▶ [To be done] Copy word for word the part of the FTC article that begins at the words "Bloggers have long" and stops after "to be returned.".

▶ [Document passage]
-=-=-=-=-

In a move with important implications for school technology buyers and decision makers, the Federal Trade Commission on Oct. 5 took steps to make product information and online reviews more accurate for consumers, regulating blogging for the first time and mandating that testimonials reflect typical results.
The FTC will require that writers on the web clearly disclose any freebies or payments they get from companies for reviewing their products. The commission also said advertisers featuring testimonials that claim dramatic results cannot hide behind disclaimers that the results aren’t typical.
The FTC said its commissioners voted 4-0 to approve the final guidelines, which had been expected. The guides are not binding law, but rather interpretations of law that hope to help advertisers comply with regulations. Violating the rules, which take effect Dec. 1, could result in various sanctions–including a lawsuit.
Testimonials have to spell out what consumers should expect to experience with their products. Previously, companies had just included disclaimers when extremely favorable results were out of the ordinary, noting that the experience was not typical for all customers.
Testimonial advertisements can be effective for consumers, because they show others talking about their experiences–giving hope to the consumer that he or she will have that experience, too. But they are misleading to consumers if they don’t disclose what consumers should truly expect to experience, the commission said.
For bloggers, the FTC stopped short of specifying how they must disclose conflicts of interest. Rich Cleland, assistant director of the FTC’s advertising practices division, said the disclosure must be “clear and conspicuous,” no matter what form it will take.
Bloggers have long praised or panned products and services online. But what some consumers might not know is that many companies pay reviewers for their write-ups or give them free products, such as computers or trips to Disneyland. In contrast, at traditional journalism outlets, products borrowed for reviews generally have to be returned.
Before the FTC gave notice last November that it was going to regulate such endorsements, blogs varied in their level of disclosure about these potential conflicts of interest.

-=-=-=-=-

▶ [Extracted records]
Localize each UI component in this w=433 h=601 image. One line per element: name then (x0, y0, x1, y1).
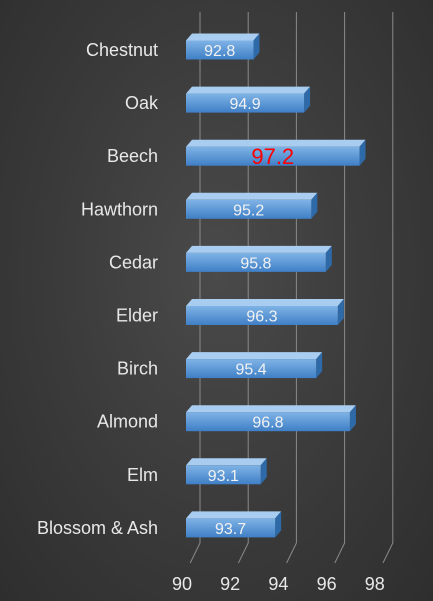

-=-=-=-=-

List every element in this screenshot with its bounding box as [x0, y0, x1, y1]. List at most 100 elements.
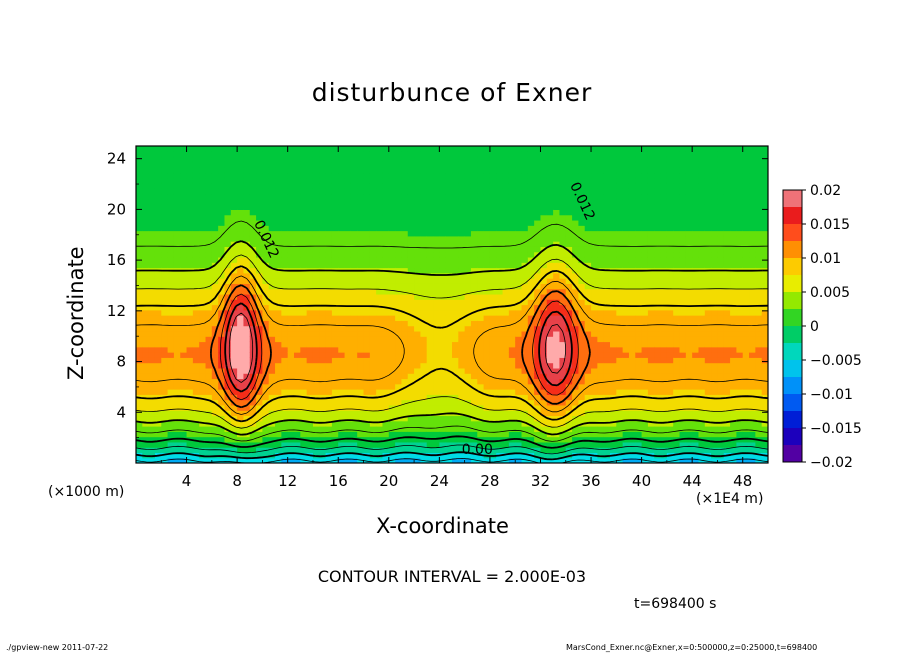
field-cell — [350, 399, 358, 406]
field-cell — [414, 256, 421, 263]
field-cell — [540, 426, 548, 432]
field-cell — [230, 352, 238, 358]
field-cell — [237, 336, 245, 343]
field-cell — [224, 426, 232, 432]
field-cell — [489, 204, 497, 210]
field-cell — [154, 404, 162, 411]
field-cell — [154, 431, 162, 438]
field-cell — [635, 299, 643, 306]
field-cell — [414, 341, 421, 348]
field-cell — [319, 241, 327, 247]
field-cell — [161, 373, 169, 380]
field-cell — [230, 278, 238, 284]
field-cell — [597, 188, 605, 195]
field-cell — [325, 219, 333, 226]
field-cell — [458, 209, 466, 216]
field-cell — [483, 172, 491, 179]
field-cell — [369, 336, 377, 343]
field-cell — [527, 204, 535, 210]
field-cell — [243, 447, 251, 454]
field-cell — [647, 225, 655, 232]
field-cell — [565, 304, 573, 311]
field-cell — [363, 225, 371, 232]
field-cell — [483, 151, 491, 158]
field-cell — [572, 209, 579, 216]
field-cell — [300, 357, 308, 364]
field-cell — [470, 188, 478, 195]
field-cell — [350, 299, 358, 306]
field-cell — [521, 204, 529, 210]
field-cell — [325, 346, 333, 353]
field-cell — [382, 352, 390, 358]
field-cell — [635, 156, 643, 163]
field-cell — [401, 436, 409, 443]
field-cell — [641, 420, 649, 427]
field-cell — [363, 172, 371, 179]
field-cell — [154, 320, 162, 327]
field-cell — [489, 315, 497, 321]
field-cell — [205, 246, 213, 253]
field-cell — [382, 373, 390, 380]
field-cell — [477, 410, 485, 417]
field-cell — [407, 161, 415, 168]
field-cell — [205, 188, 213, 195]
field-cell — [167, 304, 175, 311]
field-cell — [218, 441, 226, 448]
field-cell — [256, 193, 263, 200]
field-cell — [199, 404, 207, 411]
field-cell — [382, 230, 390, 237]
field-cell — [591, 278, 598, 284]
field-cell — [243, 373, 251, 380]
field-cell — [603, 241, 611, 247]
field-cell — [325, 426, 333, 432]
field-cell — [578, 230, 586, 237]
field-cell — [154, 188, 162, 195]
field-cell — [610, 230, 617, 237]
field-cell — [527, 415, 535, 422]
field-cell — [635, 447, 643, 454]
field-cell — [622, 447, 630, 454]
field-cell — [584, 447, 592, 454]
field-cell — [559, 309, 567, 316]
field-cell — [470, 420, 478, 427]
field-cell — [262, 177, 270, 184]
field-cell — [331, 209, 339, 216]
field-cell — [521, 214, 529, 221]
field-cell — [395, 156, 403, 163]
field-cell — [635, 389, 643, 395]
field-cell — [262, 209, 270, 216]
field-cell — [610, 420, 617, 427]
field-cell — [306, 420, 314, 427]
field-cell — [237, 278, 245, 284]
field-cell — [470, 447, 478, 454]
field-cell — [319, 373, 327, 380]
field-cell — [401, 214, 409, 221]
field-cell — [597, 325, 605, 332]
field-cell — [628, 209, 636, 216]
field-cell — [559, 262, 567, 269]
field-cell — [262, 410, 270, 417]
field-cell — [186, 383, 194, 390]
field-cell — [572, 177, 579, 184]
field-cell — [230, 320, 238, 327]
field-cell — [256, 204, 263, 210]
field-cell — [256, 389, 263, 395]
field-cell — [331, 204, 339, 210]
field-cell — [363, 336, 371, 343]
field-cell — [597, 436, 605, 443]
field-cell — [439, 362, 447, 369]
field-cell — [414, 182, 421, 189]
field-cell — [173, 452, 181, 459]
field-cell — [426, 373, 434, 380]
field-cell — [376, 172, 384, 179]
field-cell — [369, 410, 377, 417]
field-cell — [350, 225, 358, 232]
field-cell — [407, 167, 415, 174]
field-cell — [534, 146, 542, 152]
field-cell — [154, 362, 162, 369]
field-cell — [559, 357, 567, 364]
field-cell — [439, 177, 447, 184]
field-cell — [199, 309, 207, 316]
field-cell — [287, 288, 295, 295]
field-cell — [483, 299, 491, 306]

-=-=-=-=-

▶ [Exercise solution]
Bloggers have long praised or panned products and services online. But what some consumers might not know is that many companies pay reviewers for their write-ups or give them free products, such as computers or trips to Disneyland. In contrast, at traditional journalism outlets, products borrowed for reviews generally have to be returned.